The problem: Do not include the pictures; repeat the rest of the data exactly.

Data supplied:
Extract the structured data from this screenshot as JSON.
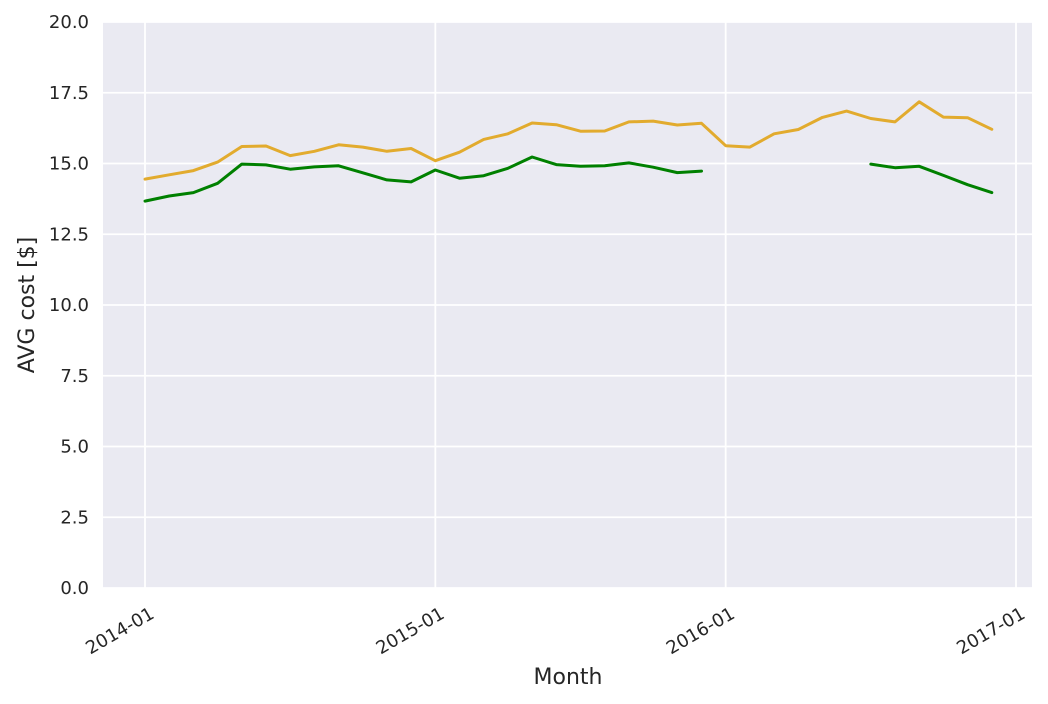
{
  "chart_data": {
    "type": "line",
    "title": "",
    "xlabel": "Month",
    "ylabel": "AVG cost [$]",
    "ylim": [
      0,
      20
    ],
    "y_ticks": [
      "0.0",
      "2.5",
      "5.0",
      "7.5",
      "10.0",
      "12.5",
      "15.0",
      "17.5",
      "20.0"
    ],
    "x_ticks": [
      "2014-01",
      "2015-01",
      "2016-01",
      "2017-01"
    ],
    "grid": true,
    "x": [
      "2014-01",
      "2014-02",
      "2014-03",
      "2014-04",
      "2014-05",
      "2014-06",
      "2014-07",
      "2014-08",
      "2014-09",
      "2014-10",
      "2014-11",
      "2014-12",
      "2015-01",
      "2015-02",
      "2015-03",
      "2015-04",
      "2015-05",
      "2015-06",
      "2015-07",
      "2015-08",
      "2015-09",
      "2015-10",
      "2015-11",
      "2015-12",
      "2016-01",
      "2016-02",
      "2016-03",
      "2016-04",
      "2016-05",
      "2016-06",
      "2016-07",
      "2016-08",
      "2016-09",
      "2016-10",
      "2016-11",
      "2016-12"
    ],
    "series": [
      {
        "color": "#e2ab2e",
        "values": [
          14.45,
          14.6,
          14.75,
          15.05,
          15.6,
          15.62,
          15.28,
          15.43,
          15.66,
          15.58,
          15.43,
          15.53,
          15.1,
          15.4,
          15.85,
          16.05,
          16.43,
          16.37,
          16.14,
          16.15,
          16.47,
          16.5,
          16.36,
          16.42,
          15.63,
          15.58,
          16.05,
          16.2,
          16.63,
          16.85,
          16.59,
          16.47,
          17.18,
          16.64,
          16.62,
          16.21
        ]
      },
      {
        "color": "#008000",
        "values": [
          13.67,
          13.85,
          13.97,
          14.3,
          14.98,
          14.95,
          14.8,
          14.88,
          14.92,
          14.67,
          14.42,
          14.35,
          14.77,
          14.48,
          14.57,
          14.83,
          15.23,
          14.96,
          14.9,
          14.92,
          15.02,
          14.87,
          14.68,
          14.73,
          null,
          null,
          null,
          null,
          null,
          null,
          14.98,
          14.85,
          14.9,
          14.58,
          14.25,
          13.97
        ]
      }
    ]
  }
}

Result of this task:
Extract the structured data from this screenshot as JSON.
{
  "chart_data": {
    "type": "line",
    "title": "",
    "xlabel": "Month",
    "ylabel": "AVG cost [$]",
    "ylim": [
      0,
      20
    ],
    "y_ticks": [
      "0.0",
      "2.5",
      "5.0",
      "7.5",
      "10.0",
      "12.5",
      "15.0",
      "17.5",
      "20.0"
    ],
    "x_ticks": [
      "2014-01",
      "2015-01",
      "2016-01",
      "2017-01"
    ],
    "grid": true,
    "x": [
      "2014-01",
      "2014-02",
      "2014-03",
      "2014-04",
      "2014-05",
      "2014-06",
      "2014-07",
      "2014-08",
      "2014-09",
      "2014-10",
      "2014-11",
      "2014-12",
      "2015-01",
      "2015-02",
      "2015-03",
      "2015-04",
      "2015-05",
      "2015-06",
      "2015-07",
      "2015-08",
      "2015-09",
      "2015-10",
      "2015-11",
      "2015-12",
      "2016-01",
      "2016-02",
      "2016-03",
      "2016-04",
      "2016-05",
      "2016-06",
      "2016-07",
      "2016-08",
      "2016-09",
      "2016-10",
      "2016-11",
      "2016-12"
    ],
    "series": [
      {
        "color": "#e2ab2e",
        "values": [
          14.45,
          14.6,
          14.75,
          15.05,
          15.6,
          15.62,
          15.28,
          15.43,
          15.66,
          15.58,
          15.43,
          15.53,
          15.1,
          15.4,
          15.85,
          16.05,
          16.43,
          16.37,
          16.14,
          16.15,
          16.47,
          16.5,
          16.36,
          16.42,
          15.63,
          15.58,
          16.05,
          16.2,
          16.63,
          16.85,
          16.59,
          16.47,
          17.18,
          16.64,
          16.62,
          16.21
        ]
      },
      {
        "color": "#008000",
        "values": [
          13.67,
          13.85,
          13.97,
          14.3,
          14.98,
          14.95,
          14.8,
          14.88,
          14.92,
          14.67,
          14.42,
          14.35,
          14.77,
          14.48,
          14.57,
          14.83,
          15.23,
          14.96,
          14.9,
          14.92,
          15.02,
          14.87,
          14.68,
          14.73,
          null,
          null,
          null,
          null,
          null,
          null,
          14.98,
          14.85,
          14.9,
          14.58,
          14.25,
          13.97
        ]
      }
    ]
  }
}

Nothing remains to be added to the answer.